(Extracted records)

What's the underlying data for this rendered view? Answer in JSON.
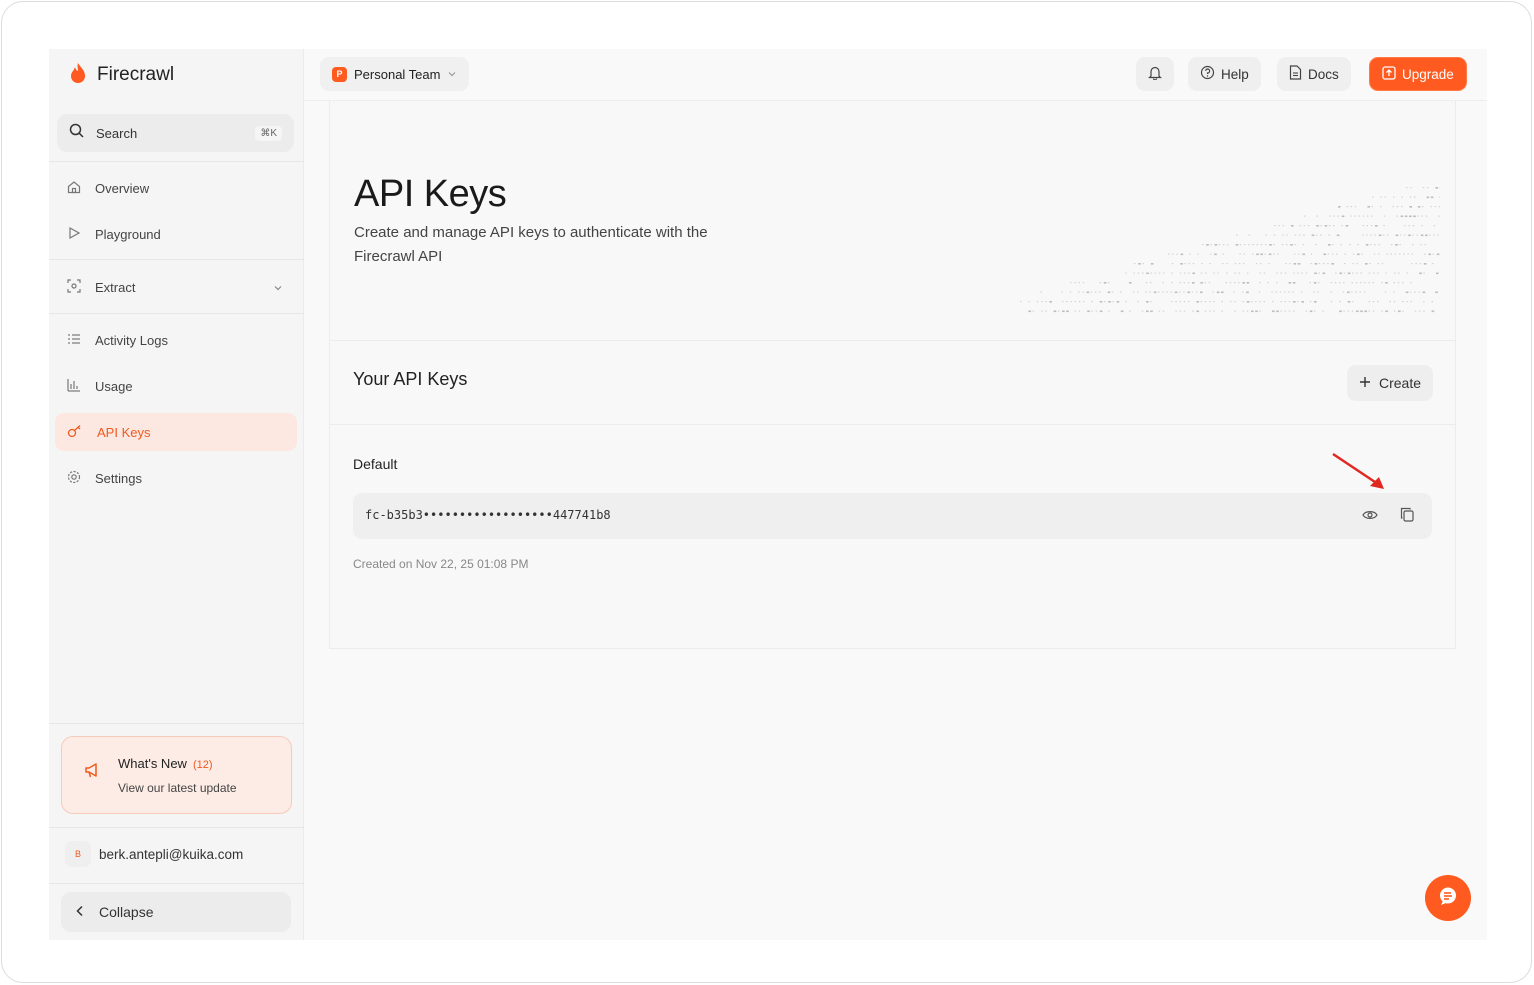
{
  "brand": {
    "name": "Firecrawl"
  },
  "search": {
    "label": "Search",
    "shortcut": "⌘K"
  },
  "nav": {
    "overview": "Overview",
    "playground": "Playground",
    "extract": "Extract",
    "activity_logs": "Activity Logs",
    "usage": "Usage",
    "api_keys": "API Keys",
    "settings": "Settings"
  },
  "whats_new": {
    "title": "What's New",
    "count": "(12)",
    "subtitle": "View our latest update"
  },
  "user": {
    "initial": "B",
    "email": "berk.antepli@kuika.com"
  },
  "collapse_label": "Collapse",
  "topbar": {
    "team_initial": "P",
    "team_name": "Personal Team",
    "help": "Help",
    "docs": "Docs",
    "upgrade": "Upgrade"
  },
  "page": {
    "title": "API Keys",
    "description": "Create and manage API keys to authenticate with the Firecrawl API"
  },
  "keys_section": {
    "title": "Your API Keys",
    "create_label": "Create"
  },
  "key": {
    "name": "Default",
    "masked_value": "fc-b35b3••••••••••••••••••447741b8",
    "created": "Created on Nov 22, 25 01:08 PM"
  },
  "colors": {
    "accent": "#ff5a1f",
    "active_bg": "#fde8e1",
    "annotation_arrow": "#e0281f"
  }
}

*TASK DESCRIPTION*. Retype the whole listing exactly and leave the pictures out.

*RESULT*.
What's the underlying data for this rendered view? Answer in JSON.
{
  "brand": {
    "name": "Firecrawl"
  },
  "search": {
    "label": "Search",
    "shortcut": "⌘K"
  },
  "nav": {
    "overview": "Overview",
    "playground": "Playground",
    "extract": "Extract",
    "activity_logs": "Activity Logs",
    "usage": "Usage",
    "api_keys": "API Keys",
    "settings": "Settings"
  },
  "whats_new": {
    "title": "What's New",
    "count": "(12)",
    "subtitle": "View our latest update"
  },
  "user": {
    "initial": "B",
    "email": "berk.antepli@kuika.com"
  },
  "collapse_label": "Collapse",
  "topbar": {
    "team_initial": "P",
    "team_name": "Personal Team",
    "help": "Help",
    "docs": "Docs",
    "upgrade": "Upgrade"
  },
  "page": {
    "title": "API Keys",
    "description": "Create and manage API keys to authenticate with the Firecrawl API"
  },
  "keys_section": {
    "title": "Your API Keys",
    "create_label": "Create"
  },
  "key": {
    "name": "Default",
    "masked_value": "fc-b35b3••••••••••••••••••447741b8",
    "created": "Created on Nov 22, 25 01:08 PM"
  },
  "colors": {
    "accent": "#ff5a1f",
    "active_bg": "#fde8e1",
    "annotation_arrow": "#e0281f"
  }
}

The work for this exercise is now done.